Please copy everything from the line that contains "Patent image size: (1449, 1058)." down to the line that contains "The nut 30 is at (250, 377).", swapping "front region" for "forward region" and leaving all else unchanged.

Extracted records –
+--
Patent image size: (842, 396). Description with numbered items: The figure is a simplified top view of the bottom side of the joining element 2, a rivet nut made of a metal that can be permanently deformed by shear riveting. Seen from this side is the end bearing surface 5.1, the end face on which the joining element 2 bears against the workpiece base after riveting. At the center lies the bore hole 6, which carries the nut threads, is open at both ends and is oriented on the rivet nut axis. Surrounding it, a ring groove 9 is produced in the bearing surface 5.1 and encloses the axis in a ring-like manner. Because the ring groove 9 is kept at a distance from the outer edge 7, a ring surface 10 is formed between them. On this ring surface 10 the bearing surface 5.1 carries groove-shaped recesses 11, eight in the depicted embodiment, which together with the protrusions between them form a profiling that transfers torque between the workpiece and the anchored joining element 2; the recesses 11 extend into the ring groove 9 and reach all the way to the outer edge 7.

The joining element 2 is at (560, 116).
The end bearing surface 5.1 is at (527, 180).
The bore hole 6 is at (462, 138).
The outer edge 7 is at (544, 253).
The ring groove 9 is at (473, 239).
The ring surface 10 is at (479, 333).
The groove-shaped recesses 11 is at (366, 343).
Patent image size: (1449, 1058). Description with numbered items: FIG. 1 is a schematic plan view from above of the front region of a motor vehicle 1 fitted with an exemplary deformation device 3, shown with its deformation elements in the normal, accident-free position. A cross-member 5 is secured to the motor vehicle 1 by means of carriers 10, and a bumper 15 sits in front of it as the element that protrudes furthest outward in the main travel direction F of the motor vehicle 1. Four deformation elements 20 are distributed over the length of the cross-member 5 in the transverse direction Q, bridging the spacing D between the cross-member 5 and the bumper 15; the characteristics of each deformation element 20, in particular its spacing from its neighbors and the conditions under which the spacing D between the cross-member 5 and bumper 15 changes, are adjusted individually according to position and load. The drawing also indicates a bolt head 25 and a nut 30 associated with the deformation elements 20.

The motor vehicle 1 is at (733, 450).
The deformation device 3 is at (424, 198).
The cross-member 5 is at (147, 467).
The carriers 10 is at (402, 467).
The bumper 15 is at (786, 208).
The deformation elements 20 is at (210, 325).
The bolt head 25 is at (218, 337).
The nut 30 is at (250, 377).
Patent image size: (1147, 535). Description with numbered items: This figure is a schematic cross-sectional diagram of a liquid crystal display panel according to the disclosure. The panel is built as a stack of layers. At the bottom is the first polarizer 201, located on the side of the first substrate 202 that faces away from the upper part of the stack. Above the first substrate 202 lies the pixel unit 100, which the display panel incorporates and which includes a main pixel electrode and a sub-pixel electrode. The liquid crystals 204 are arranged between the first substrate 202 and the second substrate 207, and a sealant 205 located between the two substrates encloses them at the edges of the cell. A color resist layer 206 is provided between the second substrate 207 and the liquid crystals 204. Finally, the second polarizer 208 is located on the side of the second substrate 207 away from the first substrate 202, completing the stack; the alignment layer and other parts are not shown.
+--
Result for this task –
Patent image size: (1449, 1058). Description with numbered items: FIG. 1 is a schematic plan view from above of the forward region of a motor vehicle 1 fitted with an exemplary deformation device 3, shown with its deformation elements in the normal, accident-free position. A cross-member 5 is secured to the motor vehicle 1 by means of carriers 10, and a bumper 15 sits in front of it as the element that protrudes furthest outward in the main travel direction F of the motor vehicle 1. Four deformation elements 20 are distributed over the length of the cross-member 5 in the transverse direction Q, bridging the spacing D between the cross-member 5 and the bumper 15; the characteristics of each deformation element 20, in particular its spacing from its neighbors and the conditions under which the spacing D between the cross-member 5 and bumper 15 changes, are adjusted individually according to position and load. The drawing also indicates a bolt head 25 and a nut 30 associated with the deformation elements 20.

The motor vehicle 1 is at (733, 450).
The deformation device 3 is at (424, 198).
The cross-member 5 is at (147, 467).
The carriers 10 is at (402, 467).
The bumper 15 is at (786, 208).
The deformation elements 20 is at (210, 325).
The bolt head 25 is at (218, 337).
The nut 30 is at (250, 377).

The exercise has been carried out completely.